--- Start MATERIAL FOR THE TASK ---

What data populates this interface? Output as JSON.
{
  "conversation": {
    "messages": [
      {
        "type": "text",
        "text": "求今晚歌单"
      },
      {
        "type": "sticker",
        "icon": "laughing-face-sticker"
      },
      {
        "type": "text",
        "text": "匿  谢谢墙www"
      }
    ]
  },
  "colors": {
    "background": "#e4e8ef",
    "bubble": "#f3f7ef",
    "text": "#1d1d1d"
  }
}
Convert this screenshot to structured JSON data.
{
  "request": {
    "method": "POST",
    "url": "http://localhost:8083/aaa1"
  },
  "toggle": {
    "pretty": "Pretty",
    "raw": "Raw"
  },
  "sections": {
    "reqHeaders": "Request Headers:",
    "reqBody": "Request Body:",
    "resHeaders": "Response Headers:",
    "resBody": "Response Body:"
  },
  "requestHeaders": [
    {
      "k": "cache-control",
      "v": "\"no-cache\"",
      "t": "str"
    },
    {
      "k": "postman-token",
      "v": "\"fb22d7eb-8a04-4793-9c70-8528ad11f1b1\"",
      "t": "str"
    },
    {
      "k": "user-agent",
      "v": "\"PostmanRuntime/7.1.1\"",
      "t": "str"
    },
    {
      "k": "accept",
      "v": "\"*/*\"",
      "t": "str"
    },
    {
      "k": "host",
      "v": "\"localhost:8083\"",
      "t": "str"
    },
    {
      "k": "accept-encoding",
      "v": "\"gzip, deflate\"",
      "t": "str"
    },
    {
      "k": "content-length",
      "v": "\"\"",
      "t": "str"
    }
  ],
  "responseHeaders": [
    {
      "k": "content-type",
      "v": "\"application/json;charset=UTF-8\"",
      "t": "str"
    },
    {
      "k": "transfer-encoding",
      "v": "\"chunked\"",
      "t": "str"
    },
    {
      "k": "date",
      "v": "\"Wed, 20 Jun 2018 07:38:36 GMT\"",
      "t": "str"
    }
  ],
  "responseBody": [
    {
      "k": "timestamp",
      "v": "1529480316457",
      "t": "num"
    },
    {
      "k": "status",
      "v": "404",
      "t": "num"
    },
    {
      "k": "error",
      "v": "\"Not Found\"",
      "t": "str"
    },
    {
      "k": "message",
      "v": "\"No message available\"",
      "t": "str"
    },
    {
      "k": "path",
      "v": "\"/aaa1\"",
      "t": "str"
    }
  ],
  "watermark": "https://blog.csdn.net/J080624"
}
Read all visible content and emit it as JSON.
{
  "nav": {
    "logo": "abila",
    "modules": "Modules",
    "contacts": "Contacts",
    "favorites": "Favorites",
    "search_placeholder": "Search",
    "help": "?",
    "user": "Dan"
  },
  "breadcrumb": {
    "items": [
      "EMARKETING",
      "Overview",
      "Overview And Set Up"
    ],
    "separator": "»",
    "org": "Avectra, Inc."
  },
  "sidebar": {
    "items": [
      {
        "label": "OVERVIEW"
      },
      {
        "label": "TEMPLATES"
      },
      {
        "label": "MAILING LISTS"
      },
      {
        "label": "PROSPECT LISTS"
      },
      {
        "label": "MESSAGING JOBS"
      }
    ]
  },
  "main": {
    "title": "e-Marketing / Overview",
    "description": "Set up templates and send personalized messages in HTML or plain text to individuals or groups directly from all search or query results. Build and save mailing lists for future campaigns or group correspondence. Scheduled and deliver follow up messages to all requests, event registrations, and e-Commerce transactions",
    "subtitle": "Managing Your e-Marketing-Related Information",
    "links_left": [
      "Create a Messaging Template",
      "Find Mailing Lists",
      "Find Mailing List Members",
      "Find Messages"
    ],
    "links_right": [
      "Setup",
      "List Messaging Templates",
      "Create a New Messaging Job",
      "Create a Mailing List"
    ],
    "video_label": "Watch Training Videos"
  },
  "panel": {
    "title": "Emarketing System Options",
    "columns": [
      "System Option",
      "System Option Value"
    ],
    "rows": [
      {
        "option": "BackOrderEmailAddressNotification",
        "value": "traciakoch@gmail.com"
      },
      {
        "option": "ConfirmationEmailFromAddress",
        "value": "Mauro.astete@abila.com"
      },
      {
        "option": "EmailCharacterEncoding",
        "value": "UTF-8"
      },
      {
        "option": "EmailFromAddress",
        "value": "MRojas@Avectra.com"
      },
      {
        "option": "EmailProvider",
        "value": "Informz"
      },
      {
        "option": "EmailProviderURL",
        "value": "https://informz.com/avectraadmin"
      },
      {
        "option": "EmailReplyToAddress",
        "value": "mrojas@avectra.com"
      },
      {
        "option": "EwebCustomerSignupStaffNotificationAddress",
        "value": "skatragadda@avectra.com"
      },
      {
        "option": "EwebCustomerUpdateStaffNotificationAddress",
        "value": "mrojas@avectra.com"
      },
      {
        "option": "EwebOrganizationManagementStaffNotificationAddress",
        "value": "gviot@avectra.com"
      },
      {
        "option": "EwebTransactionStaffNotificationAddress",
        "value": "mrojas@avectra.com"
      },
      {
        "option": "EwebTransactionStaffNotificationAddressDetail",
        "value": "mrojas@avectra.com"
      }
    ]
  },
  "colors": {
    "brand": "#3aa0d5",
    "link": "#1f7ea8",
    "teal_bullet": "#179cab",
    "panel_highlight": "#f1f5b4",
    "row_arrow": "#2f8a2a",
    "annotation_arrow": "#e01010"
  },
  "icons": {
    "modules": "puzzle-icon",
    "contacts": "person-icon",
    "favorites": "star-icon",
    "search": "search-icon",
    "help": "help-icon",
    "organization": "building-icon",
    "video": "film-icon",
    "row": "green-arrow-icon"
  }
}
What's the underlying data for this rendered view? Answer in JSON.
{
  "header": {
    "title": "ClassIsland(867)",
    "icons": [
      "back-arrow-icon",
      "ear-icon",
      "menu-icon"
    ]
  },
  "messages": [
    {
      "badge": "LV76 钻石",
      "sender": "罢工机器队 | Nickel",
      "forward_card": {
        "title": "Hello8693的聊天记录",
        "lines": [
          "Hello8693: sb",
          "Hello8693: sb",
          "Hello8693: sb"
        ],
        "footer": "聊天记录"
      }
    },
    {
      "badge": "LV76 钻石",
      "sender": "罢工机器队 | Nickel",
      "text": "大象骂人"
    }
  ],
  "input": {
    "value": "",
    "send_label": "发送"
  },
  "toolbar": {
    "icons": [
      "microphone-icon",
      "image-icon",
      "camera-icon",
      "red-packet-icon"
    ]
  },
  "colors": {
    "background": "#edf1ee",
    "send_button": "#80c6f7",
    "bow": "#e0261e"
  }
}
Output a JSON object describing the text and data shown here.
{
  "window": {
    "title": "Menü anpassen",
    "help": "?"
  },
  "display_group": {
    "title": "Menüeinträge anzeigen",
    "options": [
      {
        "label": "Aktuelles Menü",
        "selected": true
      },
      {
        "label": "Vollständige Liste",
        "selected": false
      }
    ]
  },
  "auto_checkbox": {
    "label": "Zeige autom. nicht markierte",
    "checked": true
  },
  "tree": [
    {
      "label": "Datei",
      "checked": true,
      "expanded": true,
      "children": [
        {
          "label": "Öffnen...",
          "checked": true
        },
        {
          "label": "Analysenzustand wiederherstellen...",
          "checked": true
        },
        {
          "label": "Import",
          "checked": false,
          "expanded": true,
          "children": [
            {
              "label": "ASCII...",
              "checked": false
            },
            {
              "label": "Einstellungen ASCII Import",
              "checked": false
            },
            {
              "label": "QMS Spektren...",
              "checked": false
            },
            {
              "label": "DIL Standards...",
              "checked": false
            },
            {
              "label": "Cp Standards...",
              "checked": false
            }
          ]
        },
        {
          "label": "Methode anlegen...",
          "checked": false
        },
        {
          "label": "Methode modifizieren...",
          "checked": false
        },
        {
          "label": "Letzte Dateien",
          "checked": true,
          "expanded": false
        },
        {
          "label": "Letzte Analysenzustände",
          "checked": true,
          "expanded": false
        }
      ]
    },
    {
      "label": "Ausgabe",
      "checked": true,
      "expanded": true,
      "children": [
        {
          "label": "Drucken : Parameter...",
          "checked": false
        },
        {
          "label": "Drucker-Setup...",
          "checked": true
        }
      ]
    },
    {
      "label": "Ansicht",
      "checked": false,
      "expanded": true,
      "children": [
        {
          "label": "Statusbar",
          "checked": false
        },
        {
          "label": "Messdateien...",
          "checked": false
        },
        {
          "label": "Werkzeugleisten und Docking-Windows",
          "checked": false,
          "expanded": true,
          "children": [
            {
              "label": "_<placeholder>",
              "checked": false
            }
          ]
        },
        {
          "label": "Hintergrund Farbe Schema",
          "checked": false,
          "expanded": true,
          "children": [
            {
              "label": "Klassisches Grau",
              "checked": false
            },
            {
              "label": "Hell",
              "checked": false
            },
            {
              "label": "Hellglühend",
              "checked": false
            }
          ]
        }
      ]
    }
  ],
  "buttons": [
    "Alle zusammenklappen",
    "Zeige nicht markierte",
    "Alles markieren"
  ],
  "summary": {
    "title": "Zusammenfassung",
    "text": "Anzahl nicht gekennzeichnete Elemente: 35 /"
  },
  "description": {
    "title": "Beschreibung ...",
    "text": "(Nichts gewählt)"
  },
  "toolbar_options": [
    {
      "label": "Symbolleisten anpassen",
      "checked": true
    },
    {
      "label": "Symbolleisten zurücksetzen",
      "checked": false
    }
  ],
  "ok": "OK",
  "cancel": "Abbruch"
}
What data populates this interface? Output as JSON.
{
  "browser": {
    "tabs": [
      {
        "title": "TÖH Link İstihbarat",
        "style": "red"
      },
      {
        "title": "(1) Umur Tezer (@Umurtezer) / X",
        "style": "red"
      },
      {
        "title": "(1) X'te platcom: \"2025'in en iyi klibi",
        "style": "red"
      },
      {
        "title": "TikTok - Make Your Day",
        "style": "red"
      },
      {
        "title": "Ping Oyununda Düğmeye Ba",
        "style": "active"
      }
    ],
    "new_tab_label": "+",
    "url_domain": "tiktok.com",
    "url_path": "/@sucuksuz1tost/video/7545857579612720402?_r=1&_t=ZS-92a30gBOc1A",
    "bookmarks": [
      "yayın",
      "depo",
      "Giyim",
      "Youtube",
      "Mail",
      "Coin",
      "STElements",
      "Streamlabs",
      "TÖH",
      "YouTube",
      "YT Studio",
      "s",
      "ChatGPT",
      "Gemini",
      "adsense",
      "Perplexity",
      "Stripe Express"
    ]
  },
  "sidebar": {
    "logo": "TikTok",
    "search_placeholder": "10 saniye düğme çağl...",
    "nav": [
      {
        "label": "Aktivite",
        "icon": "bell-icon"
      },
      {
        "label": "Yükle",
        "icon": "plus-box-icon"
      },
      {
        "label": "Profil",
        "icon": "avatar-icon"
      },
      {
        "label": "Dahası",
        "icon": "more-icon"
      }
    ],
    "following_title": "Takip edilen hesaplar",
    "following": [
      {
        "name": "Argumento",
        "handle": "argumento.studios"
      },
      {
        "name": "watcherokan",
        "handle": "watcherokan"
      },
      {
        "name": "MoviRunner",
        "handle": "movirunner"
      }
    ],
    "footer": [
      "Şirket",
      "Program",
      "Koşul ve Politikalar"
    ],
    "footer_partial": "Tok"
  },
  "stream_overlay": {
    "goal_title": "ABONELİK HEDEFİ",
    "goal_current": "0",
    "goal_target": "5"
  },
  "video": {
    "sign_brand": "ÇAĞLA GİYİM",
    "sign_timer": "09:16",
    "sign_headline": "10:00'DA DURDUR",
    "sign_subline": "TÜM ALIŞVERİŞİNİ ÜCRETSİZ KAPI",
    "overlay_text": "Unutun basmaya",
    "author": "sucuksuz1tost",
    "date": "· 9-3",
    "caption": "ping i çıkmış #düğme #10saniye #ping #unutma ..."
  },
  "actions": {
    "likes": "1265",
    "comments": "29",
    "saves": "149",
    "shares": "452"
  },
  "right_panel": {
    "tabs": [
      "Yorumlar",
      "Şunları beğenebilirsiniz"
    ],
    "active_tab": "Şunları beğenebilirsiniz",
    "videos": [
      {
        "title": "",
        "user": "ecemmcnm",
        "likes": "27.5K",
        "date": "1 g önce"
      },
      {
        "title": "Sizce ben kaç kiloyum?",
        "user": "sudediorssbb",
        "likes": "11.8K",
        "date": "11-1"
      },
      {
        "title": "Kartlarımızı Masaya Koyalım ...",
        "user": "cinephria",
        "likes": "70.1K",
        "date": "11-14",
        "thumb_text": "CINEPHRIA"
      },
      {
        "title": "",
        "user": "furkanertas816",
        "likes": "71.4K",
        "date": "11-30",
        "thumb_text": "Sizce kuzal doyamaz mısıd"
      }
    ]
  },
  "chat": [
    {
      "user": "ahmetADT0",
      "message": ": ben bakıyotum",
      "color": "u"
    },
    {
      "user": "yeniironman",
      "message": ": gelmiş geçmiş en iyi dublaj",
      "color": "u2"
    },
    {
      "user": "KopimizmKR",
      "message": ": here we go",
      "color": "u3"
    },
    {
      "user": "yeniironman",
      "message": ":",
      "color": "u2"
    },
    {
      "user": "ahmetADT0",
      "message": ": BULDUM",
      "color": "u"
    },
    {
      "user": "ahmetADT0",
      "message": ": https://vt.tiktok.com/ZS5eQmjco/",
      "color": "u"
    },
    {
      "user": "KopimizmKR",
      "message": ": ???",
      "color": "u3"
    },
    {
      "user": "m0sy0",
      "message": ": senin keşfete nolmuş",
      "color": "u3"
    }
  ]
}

--- End MATERIAL FOR THE TASK ---

Pick each line holding the word "description" out of the listing.

**TASK RESPONSE**:
    "description": "Set up templates and send personalized messages in HTML or plain text to individuals or groups directly from all search or query results. Build and save mailing lists for future campaigns or group correspondence. Scheduled and deliver follow up messages to all requests, event registrations, and e-Commerce transactions",
  "description": {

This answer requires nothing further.